▸ **PROMPT**
From the entries that follow, gather each line holding the word "extract".

A block of data:
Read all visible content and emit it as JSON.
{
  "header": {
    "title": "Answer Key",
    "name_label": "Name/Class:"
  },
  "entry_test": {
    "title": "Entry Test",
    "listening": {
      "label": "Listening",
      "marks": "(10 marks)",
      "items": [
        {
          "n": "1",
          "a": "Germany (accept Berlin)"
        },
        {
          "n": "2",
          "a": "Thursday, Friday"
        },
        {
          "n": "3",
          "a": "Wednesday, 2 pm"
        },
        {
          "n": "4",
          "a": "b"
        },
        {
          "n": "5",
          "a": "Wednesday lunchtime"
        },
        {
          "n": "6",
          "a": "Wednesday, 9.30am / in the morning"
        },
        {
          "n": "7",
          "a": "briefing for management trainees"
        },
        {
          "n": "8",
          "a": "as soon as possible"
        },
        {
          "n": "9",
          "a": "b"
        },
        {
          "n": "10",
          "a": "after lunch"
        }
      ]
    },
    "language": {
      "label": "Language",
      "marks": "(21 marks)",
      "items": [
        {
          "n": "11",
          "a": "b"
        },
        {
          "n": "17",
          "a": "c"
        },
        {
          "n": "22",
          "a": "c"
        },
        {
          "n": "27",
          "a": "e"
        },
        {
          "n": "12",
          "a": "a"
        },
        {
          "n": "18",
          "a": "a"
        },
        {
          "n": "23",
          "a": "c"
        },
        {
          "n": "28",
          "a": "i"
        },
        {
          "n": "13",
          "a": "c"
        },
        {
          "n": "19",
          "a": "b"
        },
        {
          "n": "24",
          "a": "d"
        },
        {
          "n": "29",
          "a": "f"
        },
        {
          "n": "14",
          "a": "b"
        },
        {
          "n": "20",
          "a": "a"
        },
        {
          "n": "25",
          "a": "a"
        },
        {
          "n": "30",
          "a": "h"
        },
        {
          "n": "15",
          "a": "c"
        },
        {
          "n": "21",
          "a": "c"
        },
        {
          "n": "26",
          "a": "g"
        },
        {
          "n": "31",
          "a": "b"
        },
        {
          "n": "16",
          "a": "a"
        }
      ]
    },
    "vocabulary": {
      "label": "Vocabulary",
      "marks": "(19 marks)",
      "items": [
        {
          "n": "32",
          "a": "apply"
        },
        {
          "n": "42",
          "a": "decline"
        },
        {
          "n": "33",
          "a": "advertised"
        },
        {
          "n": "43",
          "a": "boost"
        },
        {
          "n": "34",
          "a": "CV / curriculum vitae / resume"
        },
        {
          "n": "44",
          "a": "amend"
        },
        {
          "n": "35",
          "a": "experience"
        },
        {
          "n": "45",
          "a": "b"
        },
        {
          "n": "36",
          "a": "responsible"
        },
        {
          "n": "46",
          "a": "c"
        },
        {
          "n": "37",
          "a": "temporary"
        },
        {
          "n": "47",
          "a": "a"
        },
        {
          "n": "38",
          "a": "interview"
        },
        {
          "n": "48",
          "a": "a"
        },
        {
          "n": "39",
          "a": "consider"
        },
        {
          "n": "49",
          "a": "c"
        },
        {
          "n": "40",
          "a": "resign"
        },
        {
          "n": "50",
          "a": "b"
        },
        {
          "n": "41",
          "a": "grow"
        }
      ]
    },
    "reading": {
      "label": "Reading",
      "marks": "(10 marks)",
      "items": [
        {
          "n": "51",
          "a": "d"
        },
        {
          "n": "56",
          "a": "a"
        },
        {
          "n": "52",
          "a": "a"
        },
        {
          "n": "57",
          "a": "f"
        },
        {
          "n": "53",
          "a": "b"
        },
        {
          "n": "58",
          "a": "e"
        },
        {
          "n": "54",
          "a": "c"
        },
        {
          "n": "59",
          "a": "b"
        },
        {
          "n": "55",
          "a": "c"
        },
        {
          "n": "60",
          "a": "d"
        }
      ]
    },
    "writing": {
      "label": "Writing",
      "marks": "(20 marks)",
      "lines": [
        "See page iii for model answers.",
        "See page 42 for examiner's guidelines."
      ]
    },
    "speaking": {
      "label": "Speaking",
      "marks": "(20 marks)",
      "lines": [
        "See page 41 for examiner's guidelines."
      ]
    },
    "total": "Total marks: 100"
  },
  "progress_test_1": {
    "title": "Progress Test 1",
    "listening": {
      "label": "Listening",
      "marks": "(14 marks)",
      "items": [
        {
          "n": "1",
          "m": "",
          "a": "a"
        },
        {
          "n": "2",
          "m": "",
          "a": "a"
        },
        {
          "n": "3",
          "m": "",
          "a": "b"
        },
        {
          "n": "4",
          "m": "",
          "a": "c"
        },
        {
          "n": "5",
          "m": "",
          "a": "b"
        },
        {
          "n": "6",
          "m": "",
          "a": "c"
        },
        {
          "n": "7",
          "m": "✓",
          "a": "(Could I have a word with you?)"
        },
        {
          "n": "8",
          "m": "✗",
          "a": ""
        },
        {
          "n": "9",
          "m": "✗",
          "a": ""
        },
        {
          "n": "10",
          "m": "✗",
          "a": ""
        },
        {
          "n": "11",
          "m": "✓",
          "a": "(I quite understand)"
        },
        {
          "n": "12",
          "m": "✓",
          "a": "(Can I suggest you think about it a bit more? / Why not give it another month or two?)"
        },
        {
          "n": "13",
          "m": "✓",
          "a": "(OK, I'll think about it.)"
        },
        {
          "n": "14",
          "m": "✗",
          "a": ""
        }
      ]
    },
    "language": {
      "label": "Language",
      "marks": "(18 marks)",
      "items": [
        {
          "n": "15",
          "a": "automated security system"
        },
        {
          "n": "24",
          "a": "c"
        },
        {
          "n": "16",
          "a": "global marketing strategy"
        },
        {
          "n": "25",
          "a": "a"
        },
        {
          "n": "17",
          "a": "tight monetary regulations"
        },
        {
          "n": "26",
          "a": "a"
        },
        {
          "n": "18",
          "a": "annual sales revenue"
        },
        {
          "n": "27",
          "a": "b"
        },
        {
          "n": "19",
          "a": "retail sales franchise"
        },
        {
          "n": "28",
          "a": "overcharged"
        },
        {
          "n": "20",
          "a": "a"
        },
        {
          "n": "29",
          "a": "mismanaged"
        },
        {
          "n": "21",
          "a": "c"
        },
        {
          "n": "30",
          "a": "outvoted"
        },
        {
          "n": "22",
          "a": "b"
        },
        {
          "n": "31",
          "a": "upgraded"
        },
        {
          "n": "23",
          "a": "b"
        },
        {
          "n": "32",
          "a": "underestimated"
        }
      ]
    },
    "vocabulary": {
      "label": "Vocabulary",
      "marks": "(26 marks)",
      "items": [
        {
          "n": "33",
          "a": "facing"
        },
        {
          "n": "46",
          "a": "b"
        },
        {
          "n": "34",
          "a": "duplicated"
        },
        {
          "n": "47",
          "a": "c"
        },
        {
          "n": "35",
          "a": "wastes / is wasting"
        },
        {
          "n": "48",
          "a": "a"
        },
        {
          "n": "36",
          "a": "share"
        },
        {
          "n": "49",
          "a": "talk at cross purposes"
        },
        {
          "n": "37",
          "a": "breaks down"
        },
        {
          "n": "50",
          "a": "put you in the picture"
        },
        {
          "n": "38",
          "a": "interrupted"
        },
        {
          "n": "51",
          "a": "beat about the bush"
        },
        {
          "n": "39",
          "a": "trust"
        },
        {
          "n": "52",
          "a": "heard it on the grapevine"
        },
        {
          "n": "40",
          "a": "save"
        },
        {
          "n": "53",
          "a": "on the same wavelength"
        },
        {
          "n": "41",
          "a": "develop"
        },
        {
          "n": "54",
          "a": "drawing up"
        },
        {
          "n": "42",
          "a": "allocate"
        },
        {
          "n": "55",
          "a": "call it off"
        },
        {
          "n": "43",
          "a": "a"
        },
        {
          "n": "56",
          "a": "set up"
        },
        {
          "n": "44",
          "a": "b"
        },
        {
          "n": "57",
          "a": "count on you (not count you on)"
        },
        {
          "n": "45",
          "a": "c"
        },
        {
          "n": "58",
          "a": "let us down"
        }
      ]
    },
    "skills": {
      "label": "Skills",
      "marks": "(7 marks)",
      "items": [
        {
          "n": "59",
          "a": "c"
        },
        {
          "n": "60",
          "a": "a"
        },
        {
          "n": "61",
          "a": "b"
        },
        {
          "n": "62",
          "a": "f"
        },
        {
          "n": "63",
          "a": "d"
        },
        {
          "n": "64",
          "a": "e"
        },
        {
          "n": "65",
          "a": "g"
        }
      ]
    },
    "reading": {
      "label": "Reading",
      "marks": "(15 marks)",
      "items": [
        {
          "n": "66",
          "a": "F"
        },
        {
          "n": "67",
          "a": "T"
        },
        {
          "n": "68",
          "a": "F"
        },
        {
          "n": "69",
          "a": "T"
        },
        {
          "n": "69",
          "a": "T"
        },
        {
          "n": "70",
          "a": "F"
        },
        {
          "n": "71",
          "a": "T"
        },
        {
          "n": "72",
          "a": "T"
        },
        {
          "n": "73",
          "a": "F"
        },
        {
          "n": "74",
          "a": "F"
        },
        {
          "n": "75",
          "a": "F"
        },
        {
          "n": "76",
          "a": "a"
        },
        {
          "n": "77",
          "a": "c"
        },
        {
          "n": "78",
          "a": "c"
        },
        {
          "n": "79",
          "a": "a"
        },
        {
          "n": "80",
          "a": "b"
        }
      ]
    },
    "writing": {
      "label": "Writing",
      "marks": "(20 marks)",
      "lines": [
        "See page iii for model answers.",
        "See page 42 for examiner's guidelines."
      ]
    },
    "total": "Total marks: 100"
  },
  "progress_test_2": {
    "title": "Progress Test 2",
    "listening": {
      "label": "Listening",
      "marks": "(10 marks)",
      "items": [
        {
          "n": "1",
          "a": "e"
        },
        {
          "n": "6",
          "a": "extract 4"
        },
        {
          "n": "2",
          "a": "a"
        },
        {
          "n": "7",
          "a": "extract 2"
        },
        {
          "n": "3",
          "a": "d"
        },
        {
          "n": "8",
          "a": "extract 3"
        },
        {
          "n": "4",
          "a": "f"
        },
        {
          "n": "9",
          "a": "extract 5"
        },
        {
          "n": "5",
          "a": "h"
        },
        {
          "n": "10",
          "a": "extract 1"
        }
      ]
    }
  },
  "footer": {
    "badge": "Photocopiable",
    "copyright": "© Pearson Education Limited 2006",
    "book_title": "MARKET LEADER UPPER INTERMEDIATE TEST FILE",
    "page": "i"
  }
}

▸ **SOLUTION FOR THIS PROBLEM**
          "a": "extract 4"
          "a": "extract 2"
          "a": "extract 3"
          "a": "extract 5"
          "a": "extract 1"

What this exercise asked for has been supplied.